Begin
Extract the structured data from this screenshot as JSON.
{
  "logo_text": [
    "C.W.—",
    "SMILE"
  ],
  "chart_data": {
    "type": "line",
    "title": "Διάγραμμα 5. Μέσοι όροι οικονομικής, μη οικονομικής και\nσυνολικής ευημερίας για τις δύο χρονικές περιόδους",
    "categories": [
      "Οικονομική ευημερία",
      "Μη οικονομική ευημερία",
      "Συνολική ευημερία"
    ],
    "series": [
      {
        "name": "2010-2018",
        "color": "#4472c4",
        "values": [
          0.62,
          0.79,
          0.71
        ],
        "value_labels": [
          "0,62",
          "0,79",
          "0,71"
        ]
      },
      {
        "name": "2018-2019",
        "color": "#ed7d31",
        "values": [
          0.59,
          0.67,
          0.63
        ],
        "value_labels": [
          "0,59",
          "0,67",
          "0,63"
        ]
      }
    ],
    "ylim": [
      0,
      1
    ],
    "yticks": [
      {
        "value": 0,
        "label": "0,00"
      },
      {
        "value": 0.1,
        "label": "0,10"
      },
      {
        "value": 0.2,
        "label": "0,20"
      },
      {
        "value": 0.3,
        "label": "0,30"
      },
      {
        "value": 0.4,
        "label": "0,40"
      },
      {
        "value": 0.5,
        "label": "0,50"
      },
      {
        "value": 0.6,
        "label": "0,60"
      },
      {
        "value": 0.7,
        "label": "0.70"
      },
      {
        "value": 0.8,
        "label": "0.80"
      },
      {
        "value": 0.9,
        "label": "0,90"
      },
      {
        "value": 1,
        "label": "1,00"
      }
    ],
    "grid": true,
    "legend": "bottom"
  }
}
End
TASK DIRECTIONS
Type out the entries again, word for word.

THE COMPLETED TASK
Extract the structured data from this screenshot as JSON.
{
  "logo_text": [
    "C.W.—",
    "SMILE"
  ],
  "chart_data": {
    "type": "line",
    "title": "Διάγραμμα 5. Μέσοι όροι οικονομικής, μη οικονομικής και\nσυνολικής ευημερίας για τις δύο χρονικές περιόδους",
    "categories": [
      "Οικονομική ευημερία",
      "Μη οικονομική ευημερία",
      "Συνολική ευημερία"
    ],
    "series": [
      {
        "name": "2010-2018",
        "color": "#4472c4",
        "values": [
          0.62,
          0.79,
          0.71
        ],
        "value_labels": [
          "0,62",
          "0,79",
          "0,71"
        ]
      },
      {
        "name": "2018-2019",
        "color": "#ed7d31",
        "values": [
          0.59,
          0.67,
          0.63
        ],
        "value_labels": [
          "0,59",
          "0,67",
          "0,63"
        ]
      }
    ],
    "ylim": [
      0,
      1
    ],
    "yticks": [
      {
        "value": 0,
        "label": "0,00"
      },
      {
        "value": 0.1,
        "label": "0,10"
      },
      {
        "value": 0.2,
        "label": "0,20"
      },
      {
        "value": 0.3,
        "label": "0,30"
      },
      {
        "value": 0.4,
        "label": "0,40"
      },
      {
        "value": 0.5,
        "label": "0,50"
      },
      {
        "value": 0.6,
        "label": "0,60"
      },
      {
        "value": 0.7,
        "label": "0.70"
      },
      {
        "value": 0.8,
        "label": "0.80"
      },
      {
        "value": 0.9,
        "label": "0,90"
      },
      {
        "value": 1,
        "label": "1,00"
      }
    ],
    "grid": true,
    "legend": "bottom"
  }
}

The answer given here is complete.